REQUIRED WORK:
Report all lines holding "style".

━━━━━━

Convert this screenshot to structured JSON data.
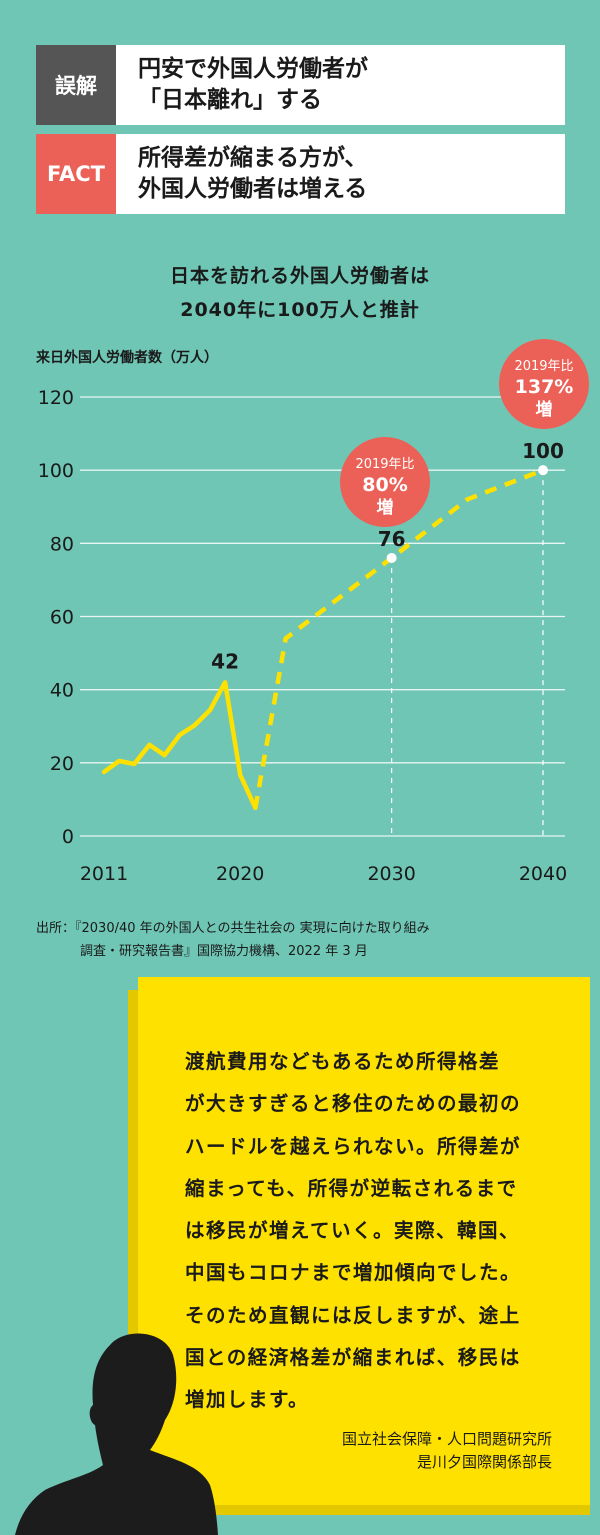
{
  "myth": {
    "tag": "誤解",
    "text1": "円安で外国人労働者が",
    "text2": "「日本離れ」する"
  },
  "fact": {
    "tag": "FACT",
    "text1": "所得差が縮まる方が、",
    "text2": "外国人労働者は増える"
  },
  "chart_data": {
    "type": "line",
    "title": [
      "日本を訪れる外国人労働者は",
      "2040年に100万人と推計"
    ],
    "ylabel": "来日外国人労働者数（万人）",
    "xlabel": "",
    "ylim": [
      0,
      120
    ],
    "xlim": [
      2011,
      2040
    ],
    "yticks": [
      "0",
      "20",
      "40",
      "60",
      "80",
      "100",
      "120"
    ],
    "xticks": [
      "2011",
      "2020",
      "2030",
      "2040"
    ],
    "grid": true,
    "series": [
      {
        "style": "solid",
        "x": [
          2011,
          2012,
          2013,
          2014,
          2015,
          2016,
          2017,
          2018,
          2019,
          2020,
          2021
        ],
        "y": [
          17.5,
          20.5,
          19.7,
          24.9,
          22.1,
          27.6,
          30.3,
          34.4,
          42,
          16.7,
          7.7
        ]
      },
      {
        "style": "dashed",
        "x": [
          2021,
          2023,
          2030,
          2035,
          2040
        ],
        "y": [
          7.7,
          54,
          76,
          92,
          100
        ]
      }
    ],
    "annotations": [
      {
        "x": 2019,
        "y": 42,
        "label": "42"
      },
      {
        "x": 2030,
        "y": 76,
        "label": "76",
        "bubble": [
          "2019年比",
          "80%",
          "増"
        ]
      },
      {
        "x": 2040,
        "y": 100,
        "label": "100",
        "bubble": [
          "2019年比",
          "137%",
          "増"
        ]
      }
    ],
    "colors": {
      "line": "#ffe100",
      "bubble": "#ec6157",
      "grid": "#e8f5f2"
    }
  },
  "source": {
    "line1": "出所：『2030/40 年の外国人との共生社会の 実現に向けた取り組み",
    "line2": "調査・研究報告書』国際協力機構、2022 年 3 月"
  },
  "quote": {
    "lines": [
      "渡航費用などもあるため所得格差",
      "が大きすぎると移住のための最初の",
      "ハードルを越えられない。所得差が",
      "縮まっても、所得が逆転されるまで",
      "は移民が増えていく。実際、韓国、",
      "中国もコロナまで増加傾向でした。",
      "そのため直観には反しますが、途上",
      "国との経済格差が縮まれば、移民は",
      "増加します。"
    ],
    "affiliation": "国立社会保障・人口問題研究所",
    "title": "是川夕国際関係部長"
  }
}
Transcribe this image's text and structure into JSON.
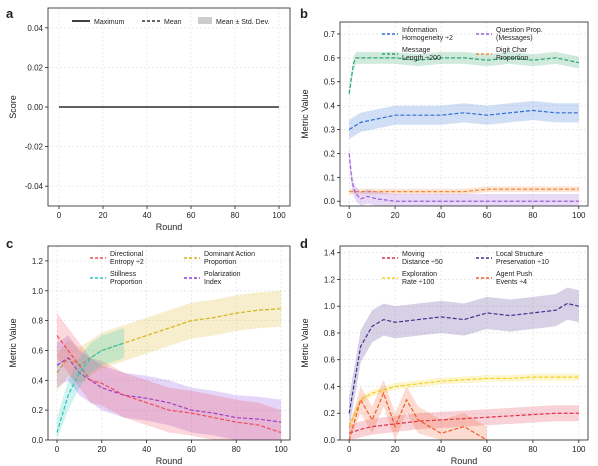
{
  "chart_data": [
    {
      "panel_label": "a",
      "type": "line",
      "xlabel": "Round",
      "ylabel": "Score",
      "xlim": [
        -5,
        105
      ],
      "ylim": [
        -0.05,
        0.05
      ],
      "xticks": [
        "0",
        "20",
        "40",
        "60",
        "80",
        "100"
      ],
      "yticks": [
        "-0.04",
        "-0.02",
        "0.00",
        "0.02",
        "0.04"
      ],
      "grid": true,
      "legend_placement": "top",
      "legend": [
        {
          "label": "Maximum",
          "style": "solid",
          "color": "#000000"
        },
        {
          "label": "Mean",
          "style": "dashed",
          "color": "#333333"
        },
        {
          "label": "Mean ± Std. Dev.",
          "style": "band",
          "color": "#cccccc"
        }
      ],
      "series": [
        {
          "color": "#000000",
          "style": "solid",
          "x": [
            0,
            100
          ],
          "y": [
            0,
            0
          ]
        }
      ]
    },
    {
      "panel_label": "b",
      "type": "line",
      "xlabel": "",
      "ylabel": "Metric Value",
      "xlim": [
        -4,
        104
      ],
      "ylim": [
        -0.02,
        0.75
      ],
      "xticks": [
        "0",
        "20",
        "40",
        "60",
        "80",
        "100"
      ],
      "yticks": [
        "0.0",
        "0.1",
        "0.2",
        "0.3",
        "0.4",
        "0.5",
        "0.6",
        "0.7"
      ],
      "grid": true,
      "legend_placement": "top",
      "legend": [
        {
          "label": [
            "Information",
            "Homogeneity ÷2"
          ],
          "color": "#2f6fd6"
        },
        {
          "label": [
            "Question Prop.",
            "(Messages)"
          ],
          "color": "#9b5bd9"
        },
        {
          "label": [
            "Message",
            "Length ÷200"
          ],
          "color": "#2aa36b"
        },
        {
          "label": [
            "Digit Char",
            "Proportion"
          ],
          "color": "#f08a3c"
        }
      ],
      "series": [
        {
          "color": "#2aa36b",
          "x": [
            0,
            1,
            2,
            3,
            5,
            8,
            12,
            20,
            30,
            40,
            50,
            60,
            70,
            80,
            90,
            100
          ],
          "y": [
            0.45,
            0.52,
            0.58,
            0.6,
            0.6,
            0.6,
            0.6,
            0.6,
            0.59,
            0.6,
            0.6,
            0.59,
            0.6,
            0.59,
            0.6,
            0.58
          ],
          "band": 0.025
        },
        {
          "color": "#2f6fd6",
          "x": [
            0,
            5,
            10,
            15,
            20,
            30,
            40,
            50,
            60,
            70,
            80,
            90,
            100
          ],
          "y": [
            0.3,
            0.33,
            0.34,
            0.35,
            0.36,
            0.36,
            0.36,
            0.37,
            0.36,
            0.37,
            0.38,
            0.37,
            0.37
          ],
          "band": 0.04
        },
        {
          "color": "#f08a3c",
          "x": [
            0,
            10,
            20,
            30,
            40,
            50,
            60,
            70,
            80,
            90,
            100
          ],
          "y": [
            0.04,
            0.04,
            0.04,
            0.04,
            0.04,
            0.04,
            0.05,
            0.05,
            0.05,
            0.05,
            0.05
          ],
          "band": 0.012
        },
        {
          "color": "#9b5bd9",
          "x": [
            0,
            1,
            2,
            3,
            5,
            8,
            12,
            20,
            30,
            40,
            50,
            60,
            70,
            80,
            85,
            90,
            100
          ],
          "y": [
            0.2,
            0.1,
            0.05,
            0.03,
            0.01,
            0.02,
            0.01,
            0.0,
            0.0,
            0.0,
            0.0,
            0.0,
            0.0,
            0.0,
            0.0,
            0.0,
            0.0
          ],
          "band": 0.03
        }
      ]
    },
    {
      "panel_label": "c",
      "type": "line",
      "xlabel": "Round",
      "ylabel": "Metric Value",
      "xlim": [
        -4,
        104
      ],
      "ylim": [
        0.0,
        1.3
      ],
      "xticks": [
        "0",
        "20",
        "40",
        "60",
        "80",
        "100"
      ],
      "yticks": [
        "0.0",
        "0.2",
        "0.4",
        "0.6",
        "0.8",
        "1.0",
        "1.2"
      ],
      "grid": true,
      "legend_placement": "top",
      "legend": [
        {
          "label": [
            "Directional",
            "Entropy ÷2"
          ],
          "color": "#f04a5a"
        },
        {
          "label": [
            "Dominant Action",
            "Proportion"
          ],
          "color": "#d4b21a"
        },
        {
          "label": [
            "Stillness",
            "Proportion"
          ],
          "color": "#26c7b8"
        },
        {
          "label": [
            "Polarization",
            "Index"
          ],
          "color": "#8a3fe0"
        }
      ],
      "series": [
        {
          "color": "#d4b21a",
          "x": [
            0,
            5,
            10,
            15,
            20,
            30,
            40,
            50,
            60,
            70,
            80,
            90,
            100
          ],
          "y": [
            0.45,
            0.55,
            0.5,
            0.55,
            0.6,
            0.65,
            0.7,
            0.75,
            0.8,
            0.82,
            0.85,
            0.87,
            0.88
          ],
          "band": 0.12
        },
        {
          "color": "#8a3fe0",
          "x": [
            0,
            5,
            10,
            15,
            20,
            30,
            40,
            50,
            60,
            70,
            80,
            90,
            100
          ],
          "y": [
            0.5,
            0.55,
            0.45,
            0.4,
            0.35,
            0.3,
            0.28,
            0.25,
            0.2,
            0.18,
            0.15,
            0.14,
            0.12
          ],
          "band": 0.15
        },
        {
          "color": "#f04a5a",
          "x": [
            0,
            5,
            10,
            15,
            20,
            30,
            40,
            50,
            60,
            70,
            80,
            90,
            100
          ],
          "y": [
            0.7,
            0.6,
            0.5,
            0.4,
            0.38,
            0.3,
            0.25,
            0.2,
            0.18,
            0.15,
            0.12,
            0.1,
            0.05
          ],
          "band": 0.15
        },
        {
          "color": "#26c7b8",
          "x": [
            0,
            5,
            10,
            15,
            20,
            30
          ],
          "y": [
            0.05,
            0.3,
            0.45,
            0.55,
            0.6,
            0.65
          ],
          "band": 0.1
        }
      ]
    },
    {
      "panel_label": "d",
      "type": "line",
      "xlabel": "Round",
      "ylabel": "Metric Value",
      "xlim": [
        -4,
        104
      ],
      "ylim": [
        0.0,
        1.45
      ],
      "xticks": [
        "0",
        "20",
        "40",
        "60",
        "80",
        "100"
      ],
      "yticks": [
        "0.0",
        "0.2",
        "0.4",
        "0.6",
        "0.8",
        "1.0",
        "1.2",
        "1.4"
      ],
      "grid": true,
      "legend_placement": "top",
      "legend": [
        {
          "label": [
            "Moving",
            "Distance ÷50"
          ],
          "color": "#e0304a"
        },
        {
          "label": [
            "Local Structure",
            "Preservation ÷10"
          ],
          "color": "#4b2d8f"
        },
        {
          "label": [
            "Exploration",
            "Rate ÷100"
          ],
          "color": "#f2d21b"
        },
        {
          "label": [
            "Agent Push",
            "Events ÷4"
          ],
          "color": "#f05a28"
        }
      ],
      "series": [
        {
          "color": "#4b2d8f",
          "x": [
            0,
            5,
            10,
            15,
            20,
            30,
            40,
            50,
            60,
            70,
            80,
            90,
            95,
            100
          ],
          "y": [
            0.2,
            0.7,
            0.85,
            0.9,
            0.88,
            0.9,
            0.92,
            0.9,
            0.95,
            0.93,
            0.95,
            0.97,
            1.02,
            1.0
          ],
          "band": 0.12
        },
        {
          "color": "#f2d21b",
          "x": [
            0,
            5,
            10,
            20,
            30,
            40,
            50,
            60,
            70,
            80,
            90,
            100
          ],
          "y": [
            0.1,
            0.3,
            0.35,
            0.4,
            0.42,
            0.44,
            0.45,
            0.46,
            0.46,
            0.47,
            0.47,
            0.47
          ],
          "band": 0.025
        },
        {
          "color": "#e0304a",
          "x": [
            0,
            5,
            10,
            20,
            30,
            40,
            50,
            60,
            70,
            80,
            90,
            100
          ],
          "y": [
            0.05,
            0.08,
            0.1,
            0.12,
            0.14,
            0.15,
            0.16,
            0.17,
            0.18,
            0.19,
            0.2,
            0.2
          ],
          "band": 0.06
        },
        {
          "color": "#f05a28",
          "x": [
            0,
            5,
            10,
            15,
            20,
            25,
            30,
            40,
            50,
            60
          ],
          "y": [
            0.0,
            0.3,
            0.15,
            0.35,
            0.1,
            0.3,
            0.15,
            0.05,
            0.1,
            0.0
          ],
          "band": 0.1
        }
      ]
    }
  ]
}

━━━━━━

ANSWER FOR THE TASK:
        "style": "solid",
        "style": "dashed",
          "style": "solid",
          "style": "dashed",
          "style": "band",
          "style": "solid",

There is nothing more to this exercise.